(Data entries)
* Start *

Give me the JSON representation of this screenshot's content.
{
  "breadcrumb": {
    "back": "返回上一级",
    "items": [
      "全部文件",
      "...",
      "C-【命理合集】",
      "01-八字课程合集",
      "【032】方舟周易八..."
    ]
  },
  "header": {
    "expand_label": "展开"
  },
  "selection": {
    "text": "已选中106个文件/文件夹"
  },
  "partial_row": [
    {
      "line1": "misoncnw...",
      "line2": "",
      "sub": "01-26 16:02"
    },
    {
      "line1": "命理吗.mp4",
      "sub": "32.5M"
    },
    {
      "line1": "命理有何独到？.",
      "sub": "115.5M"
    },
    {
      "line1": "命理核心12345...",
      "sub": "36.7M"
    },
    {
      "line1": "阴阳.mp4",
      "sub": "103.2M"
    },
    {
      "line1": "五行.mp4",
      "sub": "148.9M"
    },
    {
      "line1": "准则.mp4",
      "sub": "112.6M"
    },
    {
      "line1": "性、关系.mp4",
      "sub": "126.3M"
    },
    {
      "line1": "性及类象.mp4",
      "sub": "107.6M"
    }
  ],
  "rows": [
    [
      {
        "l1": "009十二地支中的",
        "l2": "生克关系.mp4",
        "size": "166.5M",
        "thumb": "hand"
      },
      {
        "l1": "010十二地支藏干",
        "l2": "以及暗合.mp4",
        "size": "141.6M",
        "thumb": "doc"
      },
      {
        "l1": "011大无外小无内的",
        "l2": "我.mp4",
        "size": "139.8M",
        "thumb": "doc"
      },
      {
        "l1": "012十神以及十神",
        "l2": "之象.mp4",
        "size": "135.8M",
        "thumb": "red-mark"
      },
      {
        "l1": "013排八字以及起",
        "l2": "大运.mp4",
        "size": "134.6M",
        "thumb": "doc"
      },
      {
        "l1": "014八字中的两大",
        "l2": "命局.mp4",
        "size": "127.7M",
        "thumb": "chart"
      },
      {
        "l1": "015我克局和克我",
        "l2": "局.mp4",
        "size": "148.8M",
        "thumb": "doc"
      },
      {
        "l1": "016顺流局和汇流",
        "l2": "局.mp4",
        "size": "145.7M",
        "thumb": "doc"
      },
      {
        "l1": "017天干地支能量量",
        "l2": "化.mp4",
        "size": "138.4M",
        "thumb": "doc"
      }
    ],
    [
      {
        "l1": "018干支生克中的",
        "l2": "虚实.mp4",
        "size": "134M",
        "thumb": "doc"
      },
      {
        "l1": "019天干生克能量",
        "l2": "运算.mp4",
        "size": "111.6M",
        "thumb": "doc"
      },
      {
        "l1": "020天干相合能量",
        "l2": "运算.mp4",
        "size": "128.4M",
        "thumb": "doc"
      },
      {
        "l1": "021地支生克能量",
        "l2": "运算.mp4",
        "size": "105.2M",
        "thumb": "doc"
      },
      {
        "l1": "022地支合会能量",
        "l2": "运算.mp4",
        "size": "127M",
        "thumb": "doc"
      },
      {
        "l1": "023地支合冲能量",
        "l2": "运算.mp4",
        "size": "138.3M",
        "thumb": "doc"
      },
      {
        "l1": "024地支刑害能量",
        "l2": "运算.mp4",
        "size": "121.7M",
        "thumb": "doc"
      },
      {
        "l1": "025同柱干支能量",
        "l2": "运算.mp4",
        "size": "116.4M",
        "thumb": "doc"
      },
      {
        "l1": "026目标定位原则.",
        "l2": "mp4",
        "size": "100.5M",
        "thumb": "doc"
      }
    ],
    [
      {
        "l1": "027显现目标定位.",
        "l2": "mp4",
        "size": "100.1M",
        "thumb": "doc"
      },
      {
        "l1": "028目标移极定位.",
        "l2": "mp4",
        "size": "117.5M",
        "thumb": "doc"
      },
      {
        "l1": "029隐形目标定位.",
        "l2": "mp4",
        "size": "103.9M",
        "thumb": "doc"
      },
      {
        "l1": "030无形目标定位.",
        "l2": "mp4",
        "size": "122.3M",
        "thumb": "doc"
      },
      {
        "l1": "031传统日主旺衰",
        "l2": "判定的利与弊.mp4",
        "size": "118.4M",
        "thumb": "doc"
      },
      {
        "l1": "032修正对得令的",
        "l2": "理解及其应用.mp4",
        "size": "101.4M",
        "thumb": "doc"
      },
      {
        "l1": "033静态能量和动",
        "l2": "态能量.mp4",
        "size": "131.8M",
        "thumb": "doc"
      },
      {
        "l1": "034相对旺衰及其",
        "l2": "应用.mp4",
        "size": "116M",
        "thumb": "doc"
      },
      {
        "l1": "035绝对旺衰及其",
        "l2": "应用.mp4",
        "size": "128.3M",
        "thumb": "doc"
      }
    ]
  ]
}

* End *

Aim of the task ->
Write out every entry above, word for word.

Response ->
Give me the JSON representation of this screenshot's content.
{
  "breadcrumb": {
    "back": "返回上一级",
    "items": [
      "全部文件",
      "...",
      "C-【命理合集】",
      "01-八字课程合集",
      "【032】方舟周易八..."
    ]
  },
  "header": {
    "expand_label": "展开"
  },
  "selection": {
    "text": "已选中106个文件/文件夹"
  },
  "partial_row": [
    {
      "line1": "misoncnw...",
      "line2": "",
      "sub": "01-26 16:02"
    },
    {
      "line1": "命理吗.mp4",
      "sub": "32.5M"
    },
    {
      "line1": "命理有何独到？.",
      "sub": "115.5M"
    },
    {
      "line1": "命理核心12345...",
      "sub": "36.7M"
    },
    {
      "line1": "阴阳.mp4",
      "sub": "103.2M"
    },
    {
      "line1": "五行.mp4",
      "sub": "148.9M"
    },
    {
      "line1": "准则.mp4",
      "sub": "112.6M"
    },
    {
      "line1": "性、关系.mp4",
      "sub": "126.3M"
    },
    {
      "line1": "性及类象.mp4",
      "sub": "107.6M"
    }
  ],
  "rows": [
    [
      {
        "l1": "009十二地支中的",
        "l2": "生克关系.mp4",
        "size": "166.5M",
        "thumb": "hand"
      },
      {
        "l1": "010十二地支藏干",
        "l2": "以及暗合.mp4",
        "size": "141.6M",
        "thumb": "doc"
      },
      {
        "l1": "011大无外小无内的",
        "l2": "我.mp4",
        "size": "139.8M",
        "thumb": "doc"
      },
      {
        "l1": "012十神以及十神",
        "l2": "之象.mp4",
        "size": "135.8M",
        "thumb": "red-mark"
      },
      {
        "l1": "013排八字以及起",
        "l2": "大运.mp4",
        "size": "134.6M",
        "thumb": "doc"
      },
      {
        "l1": "014八字中的两大",
        "l2": "命局.mp4",
        "size": "127.7M",
        "thumb": "chart"
      },
      {
        "l1": "015我克局和克我",
        "l2": "局.mp4",
        "size": "148.8M",
        "thumb": "doc"
      },
      {
        "l1": "016顺流局和汇流",
        "l2": "局.mp4",
        "size": "145.7M",
        "thumb": "doc"
      },
      {
        "l1": "017天干地支能量量",
        "l2": "化.mp4",
        "size": "138.4M",
        "thumb": "doc"
      }
    ],
    [
      {
        "l1": "018干支生克中的",
        "l2": "虚实.mp4",
        "size": "134M",
        "thumb": "doc"
      },
      {
        "l1": "019天干生克能量",
        "l2": "运算.mp4",
        "size": "111.6M",
        "thumb": "doc"
      },
      {
        "l1": "020天干相合能量",
        "l2": "运算.mp4",
        "size": "128.4M",
        "thumb": "doc"
      },
      {
        "l1": "021地支生克能量",
        "l2": "运算.mp4",
        "size": "105.2M",
        "thumb": "doc"
      },
      {
        "l1": "022地支合会能量",
        "l2": "运算.mp4",
        "size": "127M",
        "thumb": "doc"
      },
      {
        "l1": "023地支合冲能量",
        "l2": "运算.mp4",
        "size": "138.3M",
        "thumb": "doc"
      },
      {
        "l1": "024地支刑害能量",
        "l2": "运算.mp4",
        "size": "121.7M",
        "thumb": "doc"
      },
      {
        "l1": "025同柱干支能量",
        "l2": "运算.mp4",
        "size": "116.4M",
        "thumb": "doc"
      },
      {
        "l1": "026目标定位原则.",
        "l2": "mp4",
        "size": "100.5M",
        "thumb": "doc"
      }
    ],
    [
      {
        "l1": "027显现目标定位.",
        "l2": "mp4",
        "size": "100.1M",
        "thumb": "doc"
      },
      {
        "l1": "028目标移极定位.",
        "l2": "mp4",
        "size": "117.5M",
        "thumb": "doc"
      },
      {
        "l1": "029隐形目标定位.",
        "l2": "mp4",
        "size": "103.9M",
        "thumb": "doc"
      },
      {
        "l1": "030无形目标定位.",
        "l2": "mp4",
        "size": "122.3M",
        "thumb": "doc"
      },
      {
        "l1": "031传统日主旺衰",
        "l2": "判定的利与弊.mp4",
        "size": "118.4M",
        "thumb": "doc"
      },
      {
        "l1": "032修正对得令的",
        "l2": "理解及其应用.mp4",
        "size": "101.4M",
        "thumb": "doc"
      },
      {
        "l1": "033静态能量和动",
        "l2": "态能量.mp4",
        "size": "131.8M",
        "thumb": "doc"
      },
      {
        "l1": "034相对旺衰及其",
        "l2": "应用.mp4",
        "size": "116M",
        "thumb": "doc"
      },
      {
        "l1": "035绝对旺衰及其",
        "l2": "应用.mp4",
        "size": "128.3M",
        "thumb": "doc"
      }
    ]
  ]
}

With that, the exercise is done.